- **EXERCISE BRIEF**
In the material below, find every line with "splatnosti" and pull it out.

▽

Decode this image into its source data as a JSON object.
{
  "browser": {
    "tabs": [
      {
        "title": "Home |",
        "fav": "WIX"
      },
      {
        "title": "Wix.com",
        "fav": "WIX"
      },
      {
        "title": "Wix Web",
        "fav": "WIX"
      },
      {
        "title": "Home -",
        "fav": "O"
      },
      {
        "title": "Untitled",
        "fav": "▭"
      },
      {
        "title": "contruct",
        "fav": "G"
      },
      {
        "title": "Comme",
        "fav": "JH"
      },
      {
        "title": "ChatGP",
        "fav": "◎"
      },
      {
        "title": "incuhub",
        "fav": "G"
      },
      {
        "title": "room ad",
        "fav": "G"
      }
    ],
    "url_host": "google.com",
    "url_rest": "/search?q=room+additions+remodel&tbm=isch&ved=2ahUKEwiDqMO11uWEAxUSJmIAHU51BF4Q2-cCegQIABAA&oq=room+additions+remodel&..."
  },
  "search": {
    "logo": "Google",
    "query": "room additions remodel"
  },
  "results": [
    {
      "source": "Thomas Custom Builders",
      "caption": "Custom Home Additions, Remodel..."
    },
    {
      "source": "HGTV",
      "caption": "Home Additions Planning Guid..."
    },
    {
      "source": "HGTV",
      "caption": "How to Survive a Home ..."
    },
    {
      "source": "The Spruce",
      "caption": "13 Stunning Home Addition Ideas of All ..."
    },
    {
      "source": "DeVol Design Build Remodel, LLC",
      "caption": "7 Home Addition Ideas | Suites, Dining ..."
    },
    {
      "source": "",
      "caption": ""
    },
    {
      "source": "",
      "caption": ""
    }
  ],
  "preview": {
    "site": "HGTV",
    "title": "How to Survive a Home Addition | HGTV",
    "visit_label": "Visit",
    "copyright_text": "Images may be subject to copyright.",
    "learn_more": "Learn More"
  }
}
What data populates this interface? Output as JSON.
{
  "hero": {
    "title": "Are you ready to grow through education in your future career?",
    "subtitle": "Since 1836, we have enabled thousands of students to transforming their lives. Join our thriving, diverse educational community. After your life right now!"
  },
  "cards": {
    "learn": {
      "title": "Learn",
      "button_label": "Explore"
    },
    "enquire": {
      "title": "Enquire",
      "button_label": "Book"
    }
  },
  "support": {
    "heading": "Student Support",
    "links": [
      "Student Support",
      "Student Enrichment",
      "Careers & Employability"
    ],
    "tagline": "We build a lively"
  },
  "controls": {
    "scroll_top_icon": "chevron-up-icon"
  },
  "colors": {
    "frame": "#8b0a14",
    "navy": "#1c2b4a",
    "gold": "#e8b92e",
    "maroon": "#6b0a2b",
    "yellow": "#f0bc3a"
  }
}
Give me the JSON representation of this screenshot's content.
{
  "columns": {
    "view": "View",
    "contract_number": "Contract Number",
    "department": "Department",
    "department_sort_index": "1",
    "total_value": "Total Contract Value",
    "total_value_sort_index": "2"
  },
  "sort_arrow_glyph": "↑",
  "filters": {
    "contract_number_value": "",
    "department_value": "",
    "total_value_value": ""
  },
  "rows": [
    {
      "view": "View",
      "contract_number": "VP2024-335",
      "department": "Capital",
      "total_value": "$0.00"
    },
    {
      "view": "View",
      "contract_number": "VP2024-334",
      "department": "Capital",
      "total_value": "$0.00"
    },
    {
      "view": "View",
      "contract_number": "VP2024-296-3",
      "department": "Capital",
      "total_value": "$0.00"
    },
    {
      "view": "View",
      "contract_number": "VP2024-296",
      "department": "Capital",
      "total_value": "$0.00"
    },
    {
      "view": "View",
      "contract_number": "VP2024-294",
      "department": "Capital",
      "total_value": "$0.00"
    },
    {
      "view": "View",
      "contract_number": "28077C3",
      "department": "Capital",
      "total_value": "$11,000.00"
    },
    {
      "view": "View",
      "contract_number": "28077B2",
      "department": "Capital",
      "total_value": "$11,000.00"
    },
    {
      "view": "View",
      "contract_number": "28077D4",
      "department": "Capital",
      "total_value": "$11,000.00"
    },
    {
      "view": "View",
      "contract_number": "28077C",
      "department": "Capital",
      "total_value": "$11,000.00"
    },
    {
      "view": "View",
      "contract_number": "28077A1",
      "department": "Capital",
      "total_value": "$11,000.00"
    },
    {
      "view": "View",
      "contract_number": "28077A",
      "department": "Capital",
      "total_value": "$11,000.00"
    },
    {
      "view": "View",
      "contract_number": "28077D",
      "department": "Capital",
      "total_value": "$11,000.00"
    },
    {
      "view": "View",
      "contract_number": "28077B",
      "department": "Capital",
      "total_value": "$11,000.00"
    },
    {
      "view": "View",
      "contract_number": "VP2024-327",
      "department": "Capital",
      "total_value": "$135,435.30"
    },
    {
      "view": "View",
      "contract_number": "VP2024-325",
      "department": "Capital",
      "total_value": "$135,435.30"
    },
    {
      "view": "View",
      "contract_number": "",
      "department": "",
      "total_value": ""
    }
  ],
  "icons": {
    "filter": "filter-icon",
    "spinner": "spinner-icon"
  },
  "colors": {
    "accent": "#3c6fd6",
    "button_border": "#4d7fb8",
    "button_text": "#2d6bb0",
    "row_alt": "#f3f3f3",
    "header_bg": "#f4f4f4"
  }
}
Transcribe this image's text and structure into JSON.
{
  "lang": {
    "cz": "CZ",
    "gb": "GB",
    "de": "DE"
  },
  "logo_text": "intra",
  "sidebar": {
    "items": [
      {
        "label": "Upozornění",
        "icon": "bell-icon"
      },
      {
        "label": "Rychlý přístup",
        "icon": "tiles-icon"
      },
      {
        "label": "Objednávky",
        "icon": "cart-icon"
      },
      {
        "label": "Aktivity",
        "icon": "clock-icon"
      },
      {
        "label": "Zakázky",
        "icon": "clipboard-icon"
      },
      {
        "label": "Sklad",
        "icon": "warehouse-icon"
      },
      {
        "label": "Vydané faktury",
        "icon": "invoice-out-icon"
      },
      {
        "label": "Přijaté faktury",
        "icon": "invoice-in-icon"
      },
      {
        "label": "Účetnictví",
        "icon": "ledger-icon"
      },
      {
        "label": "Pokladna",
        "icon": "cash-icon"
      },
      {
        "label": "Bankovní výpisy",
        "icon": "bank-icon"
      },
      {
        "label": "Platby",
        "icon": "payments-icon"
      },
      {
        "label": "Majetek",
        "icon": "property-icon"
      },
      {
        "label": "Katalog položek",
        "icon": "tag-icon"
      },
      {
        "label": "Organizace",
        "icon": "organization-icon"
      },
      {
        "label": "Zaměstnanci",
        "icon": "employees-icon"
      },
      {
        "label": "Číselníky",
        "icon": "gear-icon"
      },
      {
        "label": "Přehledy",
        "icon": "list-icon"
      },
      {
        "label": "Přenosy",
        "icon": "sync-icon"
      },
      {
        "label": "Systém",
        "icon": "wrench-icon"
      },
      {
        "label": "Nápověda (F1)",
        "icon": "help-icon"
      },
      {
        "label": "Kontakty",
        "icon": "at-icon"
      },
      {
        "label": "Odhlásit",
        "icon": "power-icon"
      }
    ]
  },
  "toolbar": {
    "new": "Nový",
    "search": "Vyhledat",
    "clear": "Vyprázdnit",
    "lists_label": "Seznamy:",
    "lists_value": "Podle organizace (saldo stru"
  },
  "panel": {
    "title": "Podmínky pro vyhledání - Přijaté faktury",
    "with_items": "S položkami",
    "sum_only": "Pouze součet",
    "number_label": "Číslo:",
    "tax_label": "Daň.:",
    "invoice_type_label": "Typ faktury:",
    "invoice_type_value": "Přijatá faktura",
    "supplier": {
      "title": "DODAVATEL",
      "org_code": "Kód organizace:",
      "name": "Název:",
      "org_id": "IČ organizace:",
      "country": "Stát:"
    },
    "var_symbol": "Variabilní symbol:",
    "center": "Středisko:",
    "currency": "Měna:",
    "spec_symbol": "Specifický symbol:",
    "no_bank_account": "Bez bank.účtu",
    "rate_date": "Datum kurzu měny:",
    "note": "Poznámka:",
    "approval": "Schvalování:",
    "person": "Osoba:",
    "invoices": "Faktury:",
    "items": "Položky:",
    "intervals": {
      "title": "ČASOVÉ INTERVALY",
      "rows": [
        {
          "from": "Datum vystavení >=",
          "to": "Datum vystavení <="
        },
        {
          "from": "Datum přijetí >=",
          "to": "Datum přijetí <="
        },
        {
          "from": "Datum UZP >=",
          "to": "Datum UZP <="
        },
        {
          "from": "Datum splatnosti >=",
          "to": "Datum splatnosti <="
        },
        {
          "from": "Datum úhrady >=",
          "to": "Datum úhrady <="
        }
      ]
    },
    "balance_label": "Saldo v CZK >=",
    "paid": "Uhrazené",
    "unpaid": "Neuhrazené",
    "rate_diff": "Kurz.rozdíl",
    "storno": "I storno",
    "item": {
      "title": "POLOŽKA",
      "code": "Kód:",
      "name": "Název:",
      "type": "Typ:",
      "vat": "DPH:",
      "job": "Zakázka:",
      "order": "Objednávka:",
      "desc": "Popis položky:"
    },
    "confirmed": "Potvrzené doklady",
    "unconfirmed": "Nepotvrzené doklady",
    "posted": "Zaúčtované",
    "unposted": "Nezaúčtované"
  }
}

△

- **SOLUTION FOR THIS TASK**
          "from": "Datum splatnosti >=",
          "to": "Datum splatnosti <="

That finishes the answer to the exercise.